El día de la balsa

- Oye! Que dice el Juan José (san José para los amigos) que el asca de la balsa de la Esperanza se ha quedado seca - comenta en la puerta de la Sociedad el presidente del concejo.
- habrá que subir a ver si se ha cegado el tubo o algo.

Dicho y hecho. Presidente, secretario y un vecino del concejo se suben a eso de las 18:30 después de haber cumplido sus obligaciones diarias en el trabajo y con la familia. Tras 3 cuartos de hora de subida, llegamos a la balsa. Las moscas y mosquitos nos comen y el calor y el esfuerzo nos hacen sudar. Abajo, las ruinas del castillo de Garaño van asomando poco a poco tras siglos de estar olvidadas, gracias al esfuerzo y perseverancia de unos pocos.
Nuestra herramienta de última tecnología es un hierro doblado atado en una cuerda. Pescamos el tubo (a la primera no hubo forma) para comprobar que el tubo no está cegado y lo dejamos atado a un árbol.

## DATOS PARA REVISAR
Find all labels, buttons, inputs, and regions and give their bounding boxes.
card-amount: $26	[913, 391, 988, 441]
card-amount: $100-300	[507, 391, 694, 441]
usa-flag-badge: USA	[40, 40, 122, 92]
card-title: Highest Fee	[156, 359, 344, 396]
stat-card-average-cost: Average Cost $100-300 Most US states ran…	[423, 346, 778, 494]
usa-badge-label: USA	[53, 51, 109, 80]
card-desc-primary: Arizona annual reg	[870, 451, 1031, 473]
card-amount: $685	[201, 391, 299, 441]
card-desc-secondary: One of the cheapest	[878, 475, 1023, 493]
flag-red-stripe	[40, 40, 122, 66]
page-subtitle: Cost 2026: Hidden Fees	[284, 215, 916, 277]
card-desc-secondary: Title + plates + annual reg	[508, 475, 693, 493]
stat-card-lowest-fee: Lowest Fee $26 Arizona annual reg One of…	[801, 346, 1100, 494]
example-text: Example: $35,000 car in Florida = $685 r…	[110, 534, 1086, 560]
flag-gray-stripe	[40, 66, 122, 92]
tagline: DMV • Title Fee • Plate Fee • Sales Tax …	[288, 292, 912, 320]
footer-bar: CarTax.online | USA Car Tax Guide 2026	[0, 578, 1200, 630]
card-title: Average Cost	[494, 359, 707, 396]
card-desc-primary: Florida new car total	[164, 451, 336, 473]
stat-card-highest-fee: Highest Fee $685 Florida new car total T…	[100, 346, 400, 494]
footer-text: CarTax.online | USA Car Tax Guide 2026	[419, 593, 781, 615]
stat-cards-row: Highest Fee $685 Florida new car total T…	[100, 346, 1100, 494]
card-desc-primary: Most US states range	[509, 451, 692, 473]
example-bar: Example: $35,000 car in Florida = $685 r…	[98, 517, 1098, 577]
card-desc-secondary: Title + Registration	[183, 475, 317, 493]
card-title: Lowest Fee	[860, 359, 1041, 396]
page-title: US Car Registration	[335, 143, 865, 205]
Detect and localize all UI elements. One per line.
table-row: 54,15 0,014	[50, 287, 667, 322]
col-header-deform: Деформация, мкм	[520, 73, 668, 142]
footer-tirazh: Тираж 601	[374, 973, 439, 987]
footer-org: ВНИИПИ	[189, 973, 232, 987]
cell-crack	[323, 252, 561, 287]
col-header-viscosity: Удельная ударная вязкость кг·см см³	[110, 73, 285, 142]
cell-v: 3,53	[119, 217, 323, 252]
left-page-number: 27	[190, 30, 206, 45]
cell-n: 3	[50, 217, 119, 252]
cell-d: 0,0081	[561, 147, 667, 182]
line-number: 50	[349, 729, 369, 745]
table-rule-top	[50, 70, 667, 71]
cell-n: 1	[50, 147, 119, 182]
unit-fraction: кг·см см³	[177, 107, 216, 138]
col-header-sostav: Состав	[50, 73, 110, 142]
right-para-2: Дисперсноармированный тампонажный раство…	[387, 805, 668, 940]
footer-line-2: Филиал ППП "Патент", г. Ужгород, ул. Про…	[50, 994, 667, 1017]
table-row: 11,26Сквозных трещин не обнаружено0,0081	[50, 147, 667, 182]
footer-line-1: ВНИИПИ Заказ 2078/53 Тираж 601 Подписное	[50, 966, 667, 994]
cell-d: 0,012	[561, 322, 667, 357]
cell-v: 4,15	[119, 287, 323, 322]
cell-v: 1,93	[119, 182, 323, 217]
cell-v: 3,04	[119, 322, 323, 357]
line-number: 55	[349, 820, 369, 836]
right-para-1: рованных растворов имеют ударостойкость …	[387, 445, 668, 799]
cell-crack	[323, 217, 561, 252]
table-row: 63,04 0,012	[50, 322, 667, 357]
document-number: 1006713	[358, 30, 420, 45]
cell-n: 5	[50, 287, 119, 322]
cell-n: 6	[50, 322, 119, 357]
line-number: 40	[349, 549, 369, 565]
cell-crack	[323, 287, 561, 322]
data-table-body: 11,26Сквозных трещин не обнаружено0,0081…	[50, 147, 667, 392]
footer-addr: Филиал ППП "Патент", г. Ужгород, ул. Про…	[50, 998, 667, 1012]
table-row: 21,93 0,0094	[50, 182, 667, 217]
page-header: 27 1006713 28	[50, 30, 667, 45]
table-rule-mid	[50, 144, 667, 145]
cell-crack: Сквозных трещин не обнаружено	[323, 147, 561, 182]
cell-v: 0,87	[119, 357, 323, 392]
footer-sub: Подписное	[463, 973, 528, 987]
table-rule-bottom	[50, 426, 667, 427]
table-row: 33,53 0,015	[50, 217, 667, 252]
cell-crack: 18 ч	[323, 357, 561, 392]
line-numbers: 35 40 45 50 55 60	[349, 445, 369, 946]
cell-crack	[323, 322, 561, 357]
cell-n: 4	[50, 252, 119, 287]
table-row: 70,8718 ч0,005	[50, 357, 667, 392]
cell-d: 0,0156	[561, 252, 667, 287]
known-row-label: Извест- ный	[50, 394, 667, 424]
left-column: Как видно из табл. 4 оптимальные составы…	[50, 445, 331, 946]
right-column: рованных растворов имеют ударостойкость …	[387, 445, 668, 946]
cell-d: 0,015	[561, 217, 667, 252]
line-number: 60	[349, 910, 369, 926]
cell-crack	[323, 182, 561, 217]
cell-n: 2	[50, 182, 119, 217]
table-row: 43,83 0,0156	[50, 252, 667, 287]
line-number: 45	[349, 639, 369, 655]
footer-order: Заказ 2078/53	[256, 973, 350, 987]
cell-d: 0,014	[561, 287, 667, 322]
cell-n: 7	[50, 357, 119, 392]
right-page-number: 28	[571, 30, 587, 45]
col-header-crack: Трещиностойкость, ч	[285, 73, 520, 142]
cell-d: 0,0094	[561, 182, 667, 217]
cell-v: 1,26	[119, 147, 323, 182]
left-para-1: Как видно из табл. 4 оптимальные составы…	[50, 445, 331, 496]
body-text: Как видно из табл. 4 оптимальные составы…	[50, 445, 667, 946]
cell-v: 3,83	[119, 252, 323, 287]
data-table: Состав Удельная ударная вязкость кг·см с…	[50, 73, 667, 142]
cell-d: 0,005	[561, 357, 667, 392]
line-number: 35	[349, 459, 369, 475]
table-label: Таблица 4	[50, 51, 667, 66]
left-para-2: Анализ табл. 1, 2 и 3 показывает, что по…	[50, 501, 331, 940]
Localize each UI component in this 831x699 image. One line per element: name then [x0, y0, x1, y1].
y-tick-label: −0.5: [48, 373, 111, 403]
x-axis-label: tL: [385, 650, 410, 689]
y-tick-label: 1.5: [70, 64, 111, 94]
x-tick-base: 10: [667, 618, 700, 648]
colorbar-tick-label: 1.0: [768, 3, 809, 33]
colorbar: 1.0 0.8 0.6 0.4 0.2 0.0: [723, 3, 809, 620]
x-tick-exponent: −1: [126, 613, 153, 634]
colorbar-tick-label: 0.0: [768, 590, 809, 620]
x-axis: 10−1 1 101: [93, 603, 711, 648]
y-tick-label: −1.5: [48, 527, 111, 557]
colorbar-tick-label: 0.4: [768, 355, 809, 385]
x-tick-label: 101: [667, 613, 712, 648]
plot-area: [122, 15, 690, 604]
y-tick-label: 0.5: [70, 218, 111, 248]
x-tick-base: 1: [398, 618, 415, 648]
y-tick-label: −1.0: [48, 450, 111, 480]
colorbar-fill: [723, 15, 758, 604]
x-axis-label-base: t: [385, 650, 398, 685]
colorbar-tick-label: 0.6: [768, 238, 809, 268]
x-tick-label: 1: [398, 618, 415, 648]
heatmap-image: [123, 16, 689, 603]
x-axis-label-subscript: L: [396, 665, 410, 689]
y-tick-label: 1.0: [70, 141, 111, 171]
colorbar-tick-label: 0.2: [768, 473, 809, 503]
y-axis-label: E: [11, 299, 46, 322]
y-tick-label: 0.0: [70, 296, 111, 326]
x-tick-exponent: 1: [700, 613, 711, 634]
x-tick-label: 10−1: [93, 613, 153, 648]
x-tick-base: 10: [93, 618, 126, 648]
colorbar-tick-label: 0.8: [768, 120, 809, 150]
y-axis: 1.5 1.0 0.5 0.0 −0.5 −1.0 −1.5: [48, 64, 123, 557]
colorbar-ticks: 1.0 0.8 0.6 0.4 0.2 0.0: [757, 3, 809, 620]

## ACTIVIDADES
A: Responde con datos del relato de la balsa:
(i) ¿Quién dice que el asca de la balsa de la Esperanza se ha quedado seca?
(ii) ¿Cuánto tiempo dura la subida hasta la balsa?
(iii) ¿Qué herramienta emplean para pescar el tubo?
B: Continúa el relato de la balsa a partir de su última oración.

## SOLUCIONES
A:
(i) El Juan José (san José para los amigos).
(ii) Tres cuartos de hora.
(iii) Un hierro doblado atado en una cuerda.

B:
Ni gota. Movemos la boya y empieza a salir agua, pero es una falsa alarma, simplemente el agua que quedaba en el tubo. El presi suelta el tubo, aspira, traga agua sucia, pero el agua de la balsa no llega. Subimos, bajamos, subimos, miramos y remiramos pero la arqueta debe haberse ido a algún sitio más divertido. Las luces de la comarca empiezan a encenderse a la vez que la luz del sol va dejando paso a las primeras estrellas de otra noche de verano.
No podemos hacer nada más, le tocará al amigo San José (Juan José) terminar de arreglar el asunto. Empezamos la bajada y mientras pasamos por los viejos Robles que vieron como tiraban el viejo castillo, nuestras mujeres llaman preocupadas por nuestra tardanza. 21:30, tras 3 horas de trabajo, reflexionamos: ¿en serio no tener concejos va a ahorrar dinero?